◆ Materials provided ◆
= = =

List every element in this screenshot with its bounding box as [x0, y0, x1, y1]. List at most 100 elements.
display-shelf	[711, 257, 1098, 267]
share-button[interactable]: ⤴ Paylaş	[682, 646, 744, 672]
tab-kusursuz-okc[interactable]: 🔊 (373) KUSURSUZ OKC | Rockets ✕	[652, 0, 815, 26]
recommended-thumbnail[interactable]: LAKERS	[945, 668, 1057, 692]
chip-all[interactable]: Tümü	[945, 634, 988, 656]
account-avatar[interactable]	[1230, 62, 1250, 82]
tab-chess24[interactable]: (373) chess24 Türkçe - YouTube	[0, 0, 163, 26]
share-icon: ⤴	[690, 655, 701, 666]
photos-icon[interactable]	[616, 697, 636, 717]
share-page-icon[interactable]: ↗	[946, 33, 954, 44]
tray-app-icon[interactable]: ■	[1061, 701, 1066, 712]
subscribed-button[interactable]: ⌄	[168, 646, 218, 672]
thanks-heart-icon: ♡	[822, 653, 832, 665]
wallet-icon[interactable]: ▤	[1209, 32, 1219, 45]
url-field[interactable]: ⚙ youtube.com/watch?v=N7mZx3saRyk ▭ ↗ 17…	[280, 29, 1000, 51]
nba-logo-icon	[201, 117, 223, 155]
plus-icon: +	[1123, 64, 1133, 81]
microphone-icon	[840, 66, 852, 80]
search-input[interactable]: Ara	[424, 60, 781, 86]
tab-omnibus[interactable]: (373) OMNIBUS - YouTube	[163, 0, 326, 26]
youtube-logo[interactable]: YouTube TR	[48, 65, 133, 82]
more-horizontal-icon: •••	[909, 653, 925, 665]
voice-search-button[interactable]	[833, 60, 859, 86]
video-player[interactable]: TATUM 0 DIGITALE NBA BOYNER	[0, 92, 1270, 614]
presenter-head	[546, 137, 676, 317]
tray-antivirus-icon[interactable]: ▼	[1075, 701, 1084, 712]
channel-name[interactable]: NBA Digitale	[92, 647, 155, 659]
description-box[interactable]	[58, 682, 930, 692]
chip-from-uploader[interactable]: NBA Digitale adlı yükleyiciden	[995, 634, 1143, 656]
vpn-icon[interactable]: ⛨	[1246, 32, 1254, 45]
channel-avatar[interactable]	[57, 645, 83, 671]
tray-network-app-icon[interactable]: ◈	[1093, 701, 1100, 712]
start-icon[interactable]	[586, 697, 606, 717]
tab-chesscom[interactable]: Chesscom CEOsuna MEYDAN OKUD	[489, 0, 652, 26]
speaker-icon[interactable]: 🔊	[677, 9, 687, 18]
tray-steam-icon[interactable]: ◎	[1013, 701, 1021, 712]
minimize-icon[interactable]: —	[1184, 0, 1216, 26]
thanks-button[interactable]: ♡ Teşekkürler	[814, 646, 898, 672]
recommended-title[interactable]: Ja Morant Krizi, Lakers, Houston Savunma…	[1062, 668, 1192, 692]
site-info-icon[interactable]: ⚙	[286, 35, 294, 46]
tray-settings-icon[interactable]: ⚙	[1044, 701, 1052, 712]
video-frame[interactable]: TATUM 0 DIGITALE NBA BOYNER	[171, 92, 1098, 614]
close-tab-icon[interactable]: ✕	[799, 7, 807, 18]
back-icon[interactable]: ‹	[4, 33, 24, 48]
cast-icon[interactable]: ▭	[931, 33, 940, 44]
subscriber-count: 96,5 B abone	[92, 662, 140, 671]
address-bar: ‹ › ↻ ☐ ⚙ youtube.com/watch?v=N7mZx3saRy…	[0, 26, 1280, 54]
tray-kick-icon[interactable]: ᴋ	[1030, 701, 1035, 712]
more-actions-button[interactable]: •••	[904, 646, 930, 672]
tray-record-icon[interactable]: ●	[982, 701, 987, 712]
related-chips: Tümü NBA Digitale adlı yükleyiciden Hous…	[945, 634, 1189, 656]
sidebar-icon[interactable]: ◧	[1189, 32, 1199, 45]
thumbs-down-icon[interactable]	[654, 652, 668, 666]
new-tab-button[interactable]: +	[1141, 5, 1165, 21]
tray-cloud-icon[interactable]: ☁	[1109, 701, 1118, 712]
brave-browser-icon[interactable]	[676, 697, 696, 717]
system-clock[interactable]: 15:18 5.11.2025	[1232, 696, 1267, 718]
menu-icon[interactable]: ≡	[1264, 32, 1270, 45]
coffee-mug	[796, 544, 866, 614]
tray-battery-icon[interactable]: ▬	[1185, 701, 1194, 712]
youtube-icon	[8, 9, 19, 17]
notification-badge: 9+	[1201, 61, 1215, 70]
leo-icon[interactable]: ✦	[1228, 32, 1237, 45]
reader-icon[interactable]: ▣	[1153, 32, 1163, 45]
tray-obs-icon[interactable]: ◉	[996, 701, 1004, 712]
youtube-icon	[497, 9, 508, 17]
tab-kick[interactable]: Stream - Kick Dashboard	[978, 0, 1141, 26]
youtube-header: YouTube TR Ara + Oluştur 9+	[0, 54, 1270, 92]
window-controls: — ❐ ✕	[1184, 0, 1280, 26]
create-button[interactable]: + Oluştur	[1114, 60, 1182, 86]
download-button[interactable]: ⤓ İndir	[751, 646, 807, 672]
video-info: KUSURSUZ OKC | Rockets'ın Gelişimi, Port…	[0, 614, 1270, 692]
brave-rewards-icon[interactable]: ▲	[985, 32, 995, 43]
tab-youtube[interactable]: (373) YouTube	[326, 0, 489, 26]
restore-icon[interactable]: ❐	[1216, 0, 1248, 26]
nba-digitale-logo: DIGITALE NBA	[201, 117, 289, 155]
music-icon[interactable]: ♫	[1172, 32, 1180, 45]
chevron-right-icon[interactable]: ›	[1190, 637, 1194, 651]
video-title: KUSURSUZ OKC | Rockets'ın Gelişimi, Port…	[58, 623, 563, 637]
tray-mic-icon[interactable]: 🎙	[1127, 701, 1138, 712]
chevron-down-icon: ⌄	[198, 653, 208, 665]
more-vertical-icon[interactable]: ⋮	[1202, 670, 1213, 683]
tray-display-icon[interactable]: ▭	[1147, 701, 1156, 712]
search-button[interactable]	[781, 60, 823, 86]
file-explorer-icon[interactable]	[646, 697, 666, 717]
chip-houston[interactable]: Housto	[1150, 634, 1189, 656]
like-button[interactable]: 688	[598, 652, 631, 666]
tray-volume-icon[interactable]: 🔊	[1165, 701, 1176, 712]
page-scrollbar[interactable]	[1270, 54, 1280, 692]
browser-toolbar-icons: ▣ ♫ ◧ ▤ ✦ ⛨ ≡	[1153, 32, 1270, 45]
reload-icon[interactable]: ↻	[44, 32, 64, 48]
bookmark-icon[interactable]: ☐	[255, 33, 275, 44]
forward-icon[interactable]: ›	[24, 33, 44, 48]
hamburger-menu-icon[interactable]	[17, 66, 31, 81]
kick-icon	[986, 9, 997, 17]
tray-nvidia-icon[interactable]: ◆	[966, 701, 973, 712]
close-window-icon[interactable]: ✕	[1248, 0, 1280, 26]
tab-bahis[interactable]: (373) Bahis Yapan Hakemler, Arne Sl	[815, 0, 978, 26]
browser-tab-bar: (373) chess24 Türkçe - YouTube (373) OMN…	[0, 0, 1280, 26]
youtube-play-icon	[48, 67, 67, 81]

= = =

◆ Work instruction ◆
This exercise calls for the entries to be restated exactly.

◆ Solved problem ◆
List every element in this screenshot with its bounding box as [x0, y0, x1, y1]. List at most 100 elements.
display-shelf	[711, 257, 1098, 267]
share-button[interactable]: ⤴ Paylaş	[682, 646, 744, 672]
tab-kusursuz-okc[interactable]: 🔊 (373) KUSURSUZ OKC | Rockets ✕	[652, 0, 815, 26]
recommended-thumbnail[interactable]: LAKERS	[945, 668, 1057, 692]
chip-all[interactable]: Tümü	[945, 634, 988, 656]
account-avatar[interactable]	[1230, 62, 1250, 82]
tab-chess24[interactable]: (373) chess24 Türkçe - YouTube	[0, 0, 163, 26]
share-icon: ⤴	[690, 655, 701, 666]
photos-icon[interactable]	[616, 697, 636, 717]
share-page-icon[interactable]: ↗	[946, 33, 954, 44]
tray-app-icon[interactable]: ■	[1061, 701, 1066, 712]
subscribed-button[interactable]: ⌄	[168, 646, 218, 672]
thanks-heart-icon: ♡	[822, 653, 832, 665]
wallet-icon[interactable]: ▤	[1209, 32, 1219, 45]
url-field[interactable]: ⚙ youtube.com/watch?v=N7mZx3saRyk ▭ ↗ 17…	[280, 29, 1000, 51]
nba-logo-icon	[201, 117, 223, 155]
plus-icon: +	[1123, 64, 1133, 81]
microphone-icon	[840, 66, 852, 80]
search-input[interactable]: Ara	[424, 60, 781, 86]
tab-omnibus[interactable]: (373) OMNIBUS - YouTube	[163, 0, 326, 26]
youtube-logo[interactable]: YouTube TR	[48, 65, 133, 82]
more-horizontal-icon: •••	[909, 653, 925, 665]
voice-search-button[interactable]	[833, 60, 859, 86]
video-player[interactable]: TATUM 0 DIGITALE NBA BOYNER	[0, 92, 1270, 614]
presenter-head	[546, 137, 676, 317]
tray-antivirus-icon[interactable]: ▼	[1075, 701, 1084, 712]
channel-name[interactable]: NBA Digitale	[92, 647, 155, 659]
description-box[interactable]	[58, 682, 930, 692]
chip-from-uploader[interactable]: NBA Digitale adlı yükleyiciden	[995, 634, 1143, 656]
vpn-icon[interactable]: ⛨	[1246, 32, 1254, 45]
channel-avatar[interactable]	[57, 645, 83, 671]
tray-network-app-icon[interactable]: ◈	[1093, 701, 1100, 712]
start-icon[interactable]	[586, 697, 606, 717]
tab-chesscom[interactable]: Chesscom CEOsuna MEYDAN OKUD	[489, 0, 652, 26]
speaker-icon[interactable]: 🔊	[677, 9, 687, 18]
tray-steam-icon[interactable]: ◎	[1013, 701, 1021, 712]
minimize-icon[interactable]: —	[1184, 0, 1216, 26]
thanks-button[interactable]: ♡ Teşekkürler	[814, 646, 898, 672]
recommended-title[interactable]: Ja Morant Krizi, Lakers, Houston Savunma…	[1062, 668, 1192, 692]
site-info-icon[interactable]: ⚙	[286, 35, 294, 46]
tray-settings-icon[interactable]: ⚙	[1044, 701, 1052, 712]
video-frame[interactable]: TATUM 0 DIGITALE NBA BOYNER	[171, 92, 1098, 614]
close-tab-icon[interactable]: ✕	[799, 7, 807, 18]
back-icon[interactable]: ‹	[4, 33, 24, 48]
cast-icon[interactable]: ▭	[931, 33, 940, 44]
subscriber-count: 96,5 B abone	[92, 662, 140, 671]
address-bar: ‹ › ↻ ☐ ⚙ youtube.com/watch?v=N7mZx3saRy…	[0, 26, 1280, 54]
tray-kick-icon[interactable]: ᴋ	[1030, 701, 1035, 712]
more-actions-button[interactable]: •••	[904, 646, 930, 672]
tray-record-icon[interactable]: ●	[982, 701, 987, 712]
related-chips: Tümü NBA Digitale adlı yükleyiciden Hous…	[945, 634, 1189, 656]
sidebar-icon[interactable]: ◧	[1189, 32, 1199, 45]
thumbs-down-icon[interactable]	[654, 652, 668, 666]
new-tab-button[interactable]: +	[1141, 5, 1165, 21]
tray-cloud-icon[interactable]: ☁	[1109, 701, 1118, 712]
brave-browser-icon[interactable]	[676, 697, 696, 717]
system-clock[interactable]: 15:18 5.11.2025	[1232, 696, 1267, 718]
menu-icon[interactable]: ≡	[1264, 32, 1270, 45]
coffee-mug	[796, 544, 866, 614]
tray-battery-icon[interactable]: ▬	[1185, 701, 1194, 712]
youtube-icon	[8, 9, 19, 17]
notification-badge: 9+	[1201, 61, 1215, 70]
leo-icon[interactable]: ✦	[1228, 32, 1237, 45]
reader-icon[interactable]: ▣	[1153, 32, 1163, 45]
tray-obs-icon[interactable]: ◉	[996, 701, 1004, 712]
youtube-icon	[497, 9, 508, 17]
tab-kick[interactable]: Stream - Kick Dashboard	[978, 0, 1141, 26]
youtube-header: YouTube TR Ara + Oluştur 9+	[0, 54, 1270, 92]
window-controls: — ❐ ✕	[1184, 0, 1280, 26]
create-button[interactable]: + Oluştur	[1114, 60, 1182, 86]
download-button[interactable]: ⤓ İndir	[751, 646, 807, 672]
video-info: KUSURSUZ OKC | Rockets'ın Gelişimi, Port…	[0, 614, 1270, 692]
brave-rewards-icon[interactable]: ▲	[985, 32, 995, 43]
tab-youtube[interactable]: (373) YouTube	[326, 0, 489, 26]
restore-icon[interactable]: ❐	[1216, 0, 1248, 26]
nba-digitale-logo: DIGITALE NBA	[201, 117, 289, 155]
music-icon[interactable]: ♫	[1172, 32, 1180, 45]
chevron-right-icon[interactable]: ›	[1190, 637, 1194, 651]
video-title: KUSURSUZ OKC | Rockets'ın Gelişimi, Port…	[58, 623, 563, 637]
tray-mic-icon[interactable]: 🎙	[1127, 701, 1138, 712]
chevron-down-icon: ⌄	[198, 653, 208, 665]
more-vertical-icon[interactable]: ⋮	[1202, 670, 1213, 683]
tray-display-icon[interactable]: ▭	[1147, 701, 1156, 712]
search-button[interactable]	[781, 60, 823, 86]
file-explorer-icon[interactable]	[646, 697, 666, 717]
chip-houston[interactable]: Housto	[1150, 634, 1189, 656]
like-button[interactable]: 688	[598, 652, 631, 666]
tray-volume-icon[interactable]: 🔊	[1165, 701, 1176, 712]
page-scrollbar[interactable]	[1270, 54, 1280, 692]
browser-toolbar-icons: ▣ ♫ ◧ ▤ ✦ ⛨ ≡	[1153, 32, 1270, 45]
reload-icon[interactable]: ↻	[44, 32, 64, 48]
bookmark-icon[interactable]: ☐	[255, 33, 275, 44]
forward-icon[interactable]: ›	[24, 33, 44, 48]
hamburger-menu-icon[interactable]	[17, 66, 31, 81]
kick-icon	[986, 9, 997, 17]
tray-nvidia-icon[interactable]: ◆	[966, 701, 973, 712]
close-window-icon[interactable]: ✕	[1248, 0, 1280, 26]
tab-bahis[interactable]: (373) Bahis Yapan Hakemler, Arne Sl	[815, 0, 978, 26]
browser-tab-bar: (373) chess24 Türkçe - YouTube (373) OMN…	[0, 0, 1280, 26]
youtube-play-icon	[48, 67, 67, 81]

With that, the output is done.